> _DATA ROWS_:
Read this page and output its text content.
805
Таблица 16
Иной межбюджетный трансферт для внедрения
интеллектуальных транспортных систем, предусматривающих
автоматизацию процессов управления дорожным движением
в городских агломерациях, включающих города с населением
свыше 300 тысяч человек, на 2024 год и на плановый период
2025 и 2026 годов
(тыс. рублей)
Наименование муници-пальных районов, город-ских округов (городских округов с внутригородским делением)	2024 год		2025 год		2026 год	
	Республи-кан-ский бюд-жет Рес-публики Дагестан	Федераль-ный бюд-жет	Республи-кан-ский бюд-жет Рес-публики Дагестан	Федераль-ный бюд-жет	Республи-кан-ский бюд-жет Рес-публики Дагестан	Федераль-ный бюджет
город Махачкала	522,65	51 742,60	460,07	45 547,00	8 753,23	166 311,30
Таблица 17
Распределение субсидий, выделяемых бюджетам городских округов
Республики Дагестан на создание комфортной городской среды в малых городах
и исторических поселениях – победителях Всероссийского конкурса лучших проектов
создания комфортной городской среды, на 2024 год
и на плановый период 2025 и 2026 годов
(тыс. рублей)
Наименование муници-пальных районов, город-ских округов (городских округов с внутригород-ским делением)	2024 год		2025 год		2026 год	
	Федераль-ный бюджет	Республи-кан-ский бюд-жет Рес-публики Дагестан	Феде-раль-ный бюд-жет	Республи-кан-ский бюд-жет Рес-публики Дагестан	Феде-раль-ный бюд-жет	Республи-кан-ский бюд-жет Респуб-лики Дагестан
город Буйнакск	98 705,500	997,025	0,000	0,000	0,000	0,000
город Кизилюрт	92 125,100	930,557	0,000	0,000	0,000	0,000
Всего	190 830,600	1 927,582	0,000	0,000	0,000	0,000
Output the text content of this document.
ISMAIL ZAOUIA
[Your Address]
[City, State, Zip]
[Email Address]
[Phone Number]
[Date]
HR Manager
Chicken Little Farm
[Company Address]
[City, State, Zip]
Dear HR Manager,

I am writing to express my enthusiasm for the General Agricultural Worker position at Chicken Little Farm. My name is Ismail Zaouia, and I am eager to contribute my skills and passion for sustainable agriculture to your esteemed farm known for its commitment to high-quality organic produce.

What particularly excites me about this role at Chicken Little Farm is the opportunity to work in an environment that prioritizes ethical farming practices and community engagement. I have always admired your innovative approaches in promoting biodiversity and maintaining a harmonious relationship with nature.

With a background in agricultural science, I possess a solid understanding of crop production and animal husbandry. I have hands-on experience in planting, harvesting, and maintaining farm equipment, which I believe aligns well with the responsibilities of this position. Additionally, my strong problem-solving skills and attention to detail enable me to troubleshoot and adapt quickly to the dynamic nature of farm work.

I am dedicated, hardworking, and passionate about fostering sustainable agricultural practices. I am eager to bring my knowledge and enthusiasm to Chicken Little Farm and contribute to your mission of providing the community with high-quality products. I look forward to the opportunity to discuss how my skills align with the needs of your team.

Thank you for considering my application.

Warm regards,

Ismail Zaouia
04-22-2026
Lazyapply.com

> _AIM_: Exactly reproduce the lines that run from the line with "Output the text content of this document." through the last line of the records, inclusive.

> _RESPONSE FOR THIS EXERCISE_:
Output the text content of this document.
ISMAIL ZAOUIA
[Your Address]
[City, State, Zip]
[Email Address]
[Phone Number]
[Date]
HR Manager
Chicken Little Farm
[Company Address]
[City, State, Zip]
Dear HR Manager,

I am writing to express my enthusiasm for the General Agricultural Worker position at Chicken Little Farm. My name is Ismail Zaouia, and I am eager to contribute my skills and passion for sustainable agriculture to your esteemed farm known for its commitment to high-quality organic produce.

What particularly excites me about this role at Chicken Little Farm is the opportunity to work in an environment that prioritizes ethical farming practices and community engagement. I have always admired your innovative approaches in promoting biodiversity and maintaining a harmonious relationship with nature.

With a background in agricultural science, I possess a solid understanding of crop production and animal husbandry. I have hands-on experience in planting, harvesting, and maintaining farm equipment, which I believe aligns well with the responsibilities of this position. Additionally, my strong problem-solving skills and attention to detail enable me to troubleshoot and adapt quickly to the dynamic nature of farm work.

I am dedicated, hardworking, and passionate about fostering sustainable agricultural practices. I am eager to bring my knowledge and enthusiasm to Chicken Little Farm and contribute to your mission of providing the community with high-quality products. I look forward to the opportunity to discuss how my skills align with the needs of your team.

Thank you for considering my application.

Warm regards,

Ismail Zaouia
04-22-2026
Lazyapply.com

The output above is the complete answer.